- [AIM OF THE TASK] What is needed here is an exact reprint of every record below.

_ _ _ _ _

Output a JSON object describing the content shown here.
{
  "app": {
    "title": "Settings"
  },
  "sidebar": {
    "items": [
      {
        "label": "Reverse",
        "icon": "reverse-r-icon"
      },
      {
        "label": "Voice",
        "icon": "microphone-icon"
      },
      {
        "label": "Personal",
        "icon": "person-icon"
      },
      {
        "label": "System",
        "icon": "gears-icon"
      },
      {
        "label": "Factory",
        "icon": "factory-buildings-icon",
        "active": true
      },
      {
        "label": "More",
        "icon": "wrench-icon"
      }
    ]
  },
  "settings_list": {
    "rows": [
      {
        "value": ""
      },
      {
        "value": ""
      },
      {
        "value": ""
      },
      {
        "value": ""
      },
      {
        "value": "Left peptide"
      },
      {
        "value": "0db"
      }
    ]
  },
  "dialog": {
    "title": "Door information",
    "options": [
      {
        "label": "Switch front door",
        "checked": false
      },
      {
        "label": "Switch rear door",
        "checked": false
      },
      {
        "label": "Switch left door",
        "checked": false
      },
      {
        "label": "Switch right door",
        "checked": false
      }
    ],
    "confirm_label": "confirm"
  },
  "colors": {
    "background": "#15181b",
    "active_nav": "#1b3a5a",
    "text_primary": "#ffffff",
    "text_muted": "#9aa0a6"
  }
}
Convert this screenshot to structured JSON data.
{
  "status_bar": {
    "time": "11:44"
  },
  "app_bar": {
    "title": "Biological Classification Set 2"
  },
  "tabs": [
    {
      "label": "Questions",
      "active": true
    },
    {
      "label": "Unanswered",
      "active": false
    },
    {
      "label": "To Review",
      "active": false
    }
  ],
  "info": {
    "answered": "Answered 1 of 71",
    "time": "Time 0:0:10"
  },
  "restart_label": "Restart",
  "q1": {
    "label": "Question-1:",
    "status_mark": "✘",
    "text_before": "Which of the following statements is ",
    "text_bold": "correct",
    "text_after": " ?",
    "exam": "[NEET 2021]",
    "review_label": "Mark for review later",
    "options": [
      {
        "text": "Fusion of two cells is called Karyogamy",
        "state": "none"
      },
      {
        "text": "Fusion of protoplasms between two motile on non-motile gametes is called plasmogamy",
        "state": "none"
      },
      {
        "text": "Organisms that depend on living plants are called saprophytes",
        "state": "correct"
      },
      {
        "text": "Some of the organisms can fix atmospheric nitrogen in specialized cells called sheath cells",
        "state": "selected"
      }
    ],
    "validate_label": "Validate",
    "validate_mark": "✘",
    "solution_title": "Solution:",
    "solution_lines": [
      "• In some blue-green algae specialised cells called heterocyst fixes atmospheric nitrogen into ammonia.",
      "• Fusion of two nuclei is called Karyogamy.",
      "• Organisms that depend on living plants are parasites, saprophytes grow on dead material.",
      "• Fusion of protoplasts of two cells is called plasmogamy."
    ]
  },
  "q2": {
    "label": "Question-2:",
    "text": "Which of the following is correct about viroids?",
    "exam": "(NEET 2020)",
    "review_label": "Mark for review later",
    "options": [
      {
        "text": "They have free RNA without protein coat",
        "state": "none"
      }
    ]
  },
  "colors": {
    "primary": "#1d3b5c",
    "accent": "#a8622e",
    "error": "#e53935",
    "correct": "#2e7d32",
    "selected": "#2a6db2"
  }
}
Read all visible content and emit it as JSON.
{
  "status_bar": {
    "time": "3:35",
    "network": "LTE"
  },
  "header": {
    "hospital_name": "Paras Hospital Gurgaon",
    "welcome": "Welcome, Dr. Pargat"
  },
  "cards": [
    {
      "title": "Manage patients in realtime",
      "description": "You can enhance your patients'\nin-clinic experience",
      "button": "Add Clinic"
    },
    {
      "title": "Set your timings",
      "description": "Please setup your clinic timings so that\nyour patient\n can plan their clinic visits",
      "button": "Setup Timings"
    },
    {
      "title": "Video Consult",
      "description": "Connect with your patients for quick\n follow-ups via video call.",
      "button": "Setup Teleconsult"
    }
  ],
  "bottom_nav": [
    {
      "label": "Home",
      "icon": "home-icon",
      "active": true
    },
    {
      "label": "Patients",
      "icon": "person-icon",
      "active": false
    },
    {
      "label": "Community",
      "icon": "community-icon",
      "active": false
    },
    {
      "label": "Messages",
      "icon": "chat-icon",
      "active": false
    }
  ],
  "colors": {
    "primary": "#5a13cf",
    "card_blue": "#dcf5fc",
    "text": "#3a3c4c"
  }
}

_ _ _ _ _

- [ANSWER FOR THE TASK]
Output a JSON object describing the content shown here.
{
  "app": {
    "title": "Settings"
  },
  "sidebar": {
    "items": [
      {
        "label": "Reverse",
        "icon": "reverse-r-icon"
      },
      {
        "label": "Voice",
        "icon": "microphone-icon"
      },
      {
        "label": "Personal",
        "icon": "person-icon"
      },
      {
        "label": "System",
        "icon": "gears-icon"
      },
      {
        "label": "Factory",
        "icon": "factory-buildings-icon",
        "active": true
      },
      {
        "label": "More",
        "icon": "wrench-icon"
      }
    ]
  },
  "settings_list": {
    "rows": [
      {
        "value": ""
      },
      {
        "value": ""
      },
      {
        "value": ""
      },
      {
        "value": ""
      },
      {
        "value": "Left peptide"
      },
      {
        "value": "0db"
      }
    ]
  },
  "dialog": {
    "title": "Door information",
    "options": [
      {
        "label": "Switch front door",
        "checked": false
      },
      {
        "label": "Switch rear door",
        "checked": false
      },
      {
        "label": "Switch left door",
        "checked": false
      },
      {
        "label": "Switch right door",
        "checked": false
      }
    ],
    "confirm_label": "confirm"
  },
  "colors": {
    "background": "#15181b",
    "active_nav": "#1b3a5a",
    "text_primary": "#ffffff",
    "text_muted": "#9aa0a6"
  }
}
Convert this screenshot to structured JSON data.
{
  "status_bar": {
    "time": "11:44"
  },
  "app_bar": {
    "title": "Biological Classification Set 2"
  },
  "tabs": [
    {
      "label": "Questions",
      "active": true
    },
    {
      "label": "Unanswered",
      "active": false
    },
    {
      "label": "To Review",
      "active": false
    }
  ],
  "info": {
    "answered": "Answered 1 of 71",
    "time": "Time 0:0:10"
  },
  "restart_label": "Restart",
  "q1": {
    "label": "Question-1:",
    "status_mark": "✘",
    "text_before": "Which of the following statements is ",
    "text_bold": "correct",
    "text_after": " ?",
    "exam": "[NEET 2021]",
    "review_label": "Mark for review later",
    "options": [
      {
        "text": "Fusion of two cells is called Karyogamy",
        "state": "none"
      },
      {
        "text": "Fusion of protoplasms between two motile on non-motile gametes is called plasmogamy",
        "state": "none"
      },
      {
        "text": "Organisms that depend on living plants are called saprophytes",
        "state": "correct"
      },
      {
        "text": "Some of the organisms can fix atmospheric nitrogen in specialized cells called sheath cells",
        "state": "selected"
      }
    ],
    "validate_label": "Validate",
    "validate_mark": "✘",
    "solution_title": "Solution:",
    "solution_lines": [
      "• In some blue-green algae specialised cells called heterocyst fixes atmospheric nitrogen into ammonia.",
      "• Fusion of two nuclei is called Karyogamy.",
      "• Organisms that depend on living plants are parasites, saprophytes grow on dead material.",
      "• Fusion of protoplasts of two cells is called plasmogamy."
    ]
  },
  "q2": {
    "label": "Question-2:",
    "text": "Which of the following is correct about viroids?",
    "exam": "(NEET 2020)",
    "review_label": "Mark for review later",
    "options": [
      {
        "text": "They have free RNA without protein coat",
        "state": "none"
      }
    ]
  },
  "colors": {
    "primary": "#1d3b5c",
    "accent": "#a8622e",
    "error": "#e53935",
    "correct": "#2e7d32",
    "selected": "#2a6db2"
  }
}
Read all visible content and emit it as JSON.
{
  "status_bar": {
    "time": "3:35",
    "network": "LTE"
  },
  "header": {
    "hospital_name": "Paras Hospital Gurgaon",
    "welcome": "Welcome, Dr. Pargat"
  },
  "cards": [
    {
      "title": "Manage patients in realtime",
      "description": "You can enhance your patients'\nin-clinic experience",
      "button": "Add Clinic"
    },
    {
      "title": "Set your timings",
      "description": "Please setup your clinic timings so that\nyour patient\n can plan their clinic visits",
      "button": "Setup Timings"
    },
    {
      "title": "Video Consult",
      "description": "Connect with your patients for quick\n follow-ups via video call.",
      "button": "Setup Teleconsult"
    }
  ],
  "bottom_nav": [
    {
      "label": "Home",
      "icon": "home-icon",
      "active": true
    },
    {
      "label": "Patients",
      "icon": "person-icon",
      "active": false
    },
    {
      "label": "Community",
      "icon": "community-icon",
      "active": false
    },
    {
      "label": "Messages",
      "icon": "chat-icon",
      "active": false
    }
  ],
  "colors": {
    "primary": "#5a13cf",
    "card_blue": "#dcf5fc",
    "text": "#3a3c4c"
  }
}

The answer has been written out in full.